(RECORDS TO PROCESS):

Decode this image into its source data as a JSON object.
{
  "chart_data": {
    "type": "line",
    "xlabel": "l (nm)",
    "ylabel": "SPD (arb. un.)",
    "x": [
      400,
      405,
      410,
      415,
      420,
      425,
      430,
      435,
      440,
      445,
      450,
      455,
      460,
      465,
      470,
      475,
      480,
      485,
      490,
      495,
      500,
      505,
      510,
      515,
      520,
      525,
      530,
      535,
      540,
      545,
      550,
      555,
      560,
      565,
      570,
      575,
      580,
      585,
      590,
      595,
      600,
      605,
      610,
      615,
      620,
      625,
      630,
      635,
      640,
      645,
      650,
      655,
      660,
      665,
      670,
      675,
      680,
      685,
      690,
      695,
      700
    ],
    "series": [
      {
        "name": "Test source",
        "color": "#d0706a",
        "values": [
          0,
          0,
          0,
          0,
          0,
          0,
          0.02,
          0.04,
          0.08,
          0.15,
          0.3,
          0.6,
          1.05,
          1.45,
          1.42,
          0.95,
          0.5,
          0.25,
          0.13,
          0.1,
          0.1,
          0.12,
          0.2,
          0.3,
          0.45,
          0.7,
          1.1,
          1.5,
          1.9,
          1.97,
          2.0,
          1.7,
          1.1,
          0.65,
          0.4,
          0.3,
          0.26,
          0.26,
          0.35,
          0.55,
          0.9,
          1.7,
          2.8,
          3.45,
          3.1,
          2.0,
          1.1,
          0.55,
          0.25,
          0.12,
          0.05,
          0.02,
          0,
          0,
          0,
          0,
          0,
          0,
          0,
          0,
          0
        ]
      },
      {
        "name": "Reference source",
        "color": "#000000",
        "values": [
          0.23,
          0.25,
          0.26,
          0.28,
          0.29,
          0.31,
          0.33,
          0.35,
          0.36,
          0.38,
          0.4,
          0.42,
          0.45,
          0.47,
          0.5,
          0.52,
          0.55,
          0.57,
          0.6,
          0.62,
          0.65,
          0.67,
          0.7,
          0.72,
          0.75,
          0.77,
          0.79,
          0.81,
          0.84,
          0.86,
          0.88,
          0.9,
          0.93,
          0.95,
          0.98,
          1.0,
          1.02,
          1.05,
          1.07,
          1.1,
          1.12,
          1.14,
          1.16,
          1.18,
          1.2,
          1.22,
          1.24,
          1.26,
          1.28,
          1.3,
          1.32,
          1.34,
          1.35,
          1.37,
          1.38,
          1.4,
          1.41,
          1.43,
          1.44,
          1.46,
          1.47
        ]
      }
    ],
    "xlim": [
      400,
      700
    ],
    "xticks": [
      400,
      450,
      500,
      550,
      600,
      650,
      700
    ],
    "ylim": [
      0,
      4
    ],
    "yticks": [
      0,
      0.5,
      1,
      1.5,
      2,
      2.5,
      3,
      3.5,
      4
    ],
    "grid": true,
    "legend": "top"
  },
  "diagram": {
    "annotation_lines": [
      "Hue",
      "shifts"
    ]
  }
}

---

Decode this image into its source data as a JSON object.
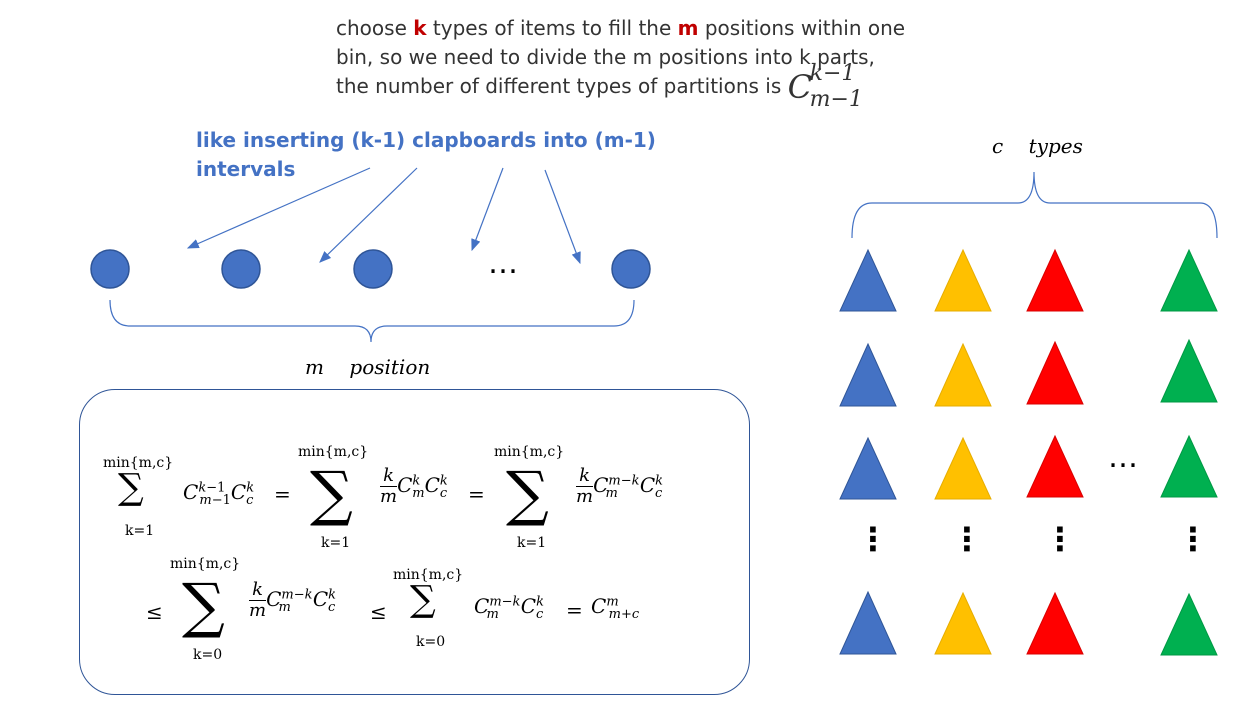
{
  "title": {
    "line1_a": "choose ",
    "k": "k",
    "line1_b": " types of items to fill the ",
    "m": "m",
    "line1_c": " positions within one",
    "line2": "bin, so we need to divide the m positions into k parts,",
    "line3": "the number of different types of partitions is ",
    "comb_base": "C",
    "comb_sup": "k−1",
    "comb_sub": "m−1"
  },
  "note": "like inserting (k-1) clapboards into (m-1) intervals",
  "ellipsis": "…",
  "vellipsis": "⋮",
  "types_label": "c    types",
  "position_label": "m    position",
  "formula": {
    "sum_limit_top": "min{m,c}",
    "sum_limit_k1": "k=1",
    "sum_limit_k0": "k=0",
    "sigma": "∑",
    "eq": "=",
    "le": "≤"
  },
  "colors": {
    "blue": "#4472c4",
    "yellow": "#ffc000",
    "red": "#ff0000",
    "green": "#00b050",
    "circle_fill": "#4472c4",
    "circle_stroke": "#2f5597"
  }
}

(YOUR GOAL):
Search the lines above for the string "into", then show every one that has it.

(REPLY):
Decode this image into its source data as a JSON object.
Decode this image into its source data as a JSON object.
    "line2": "bin, so we need to divide the m positions into k parts,",
  "note": "like inserting (k-1) clapboards into (m-1) intervals",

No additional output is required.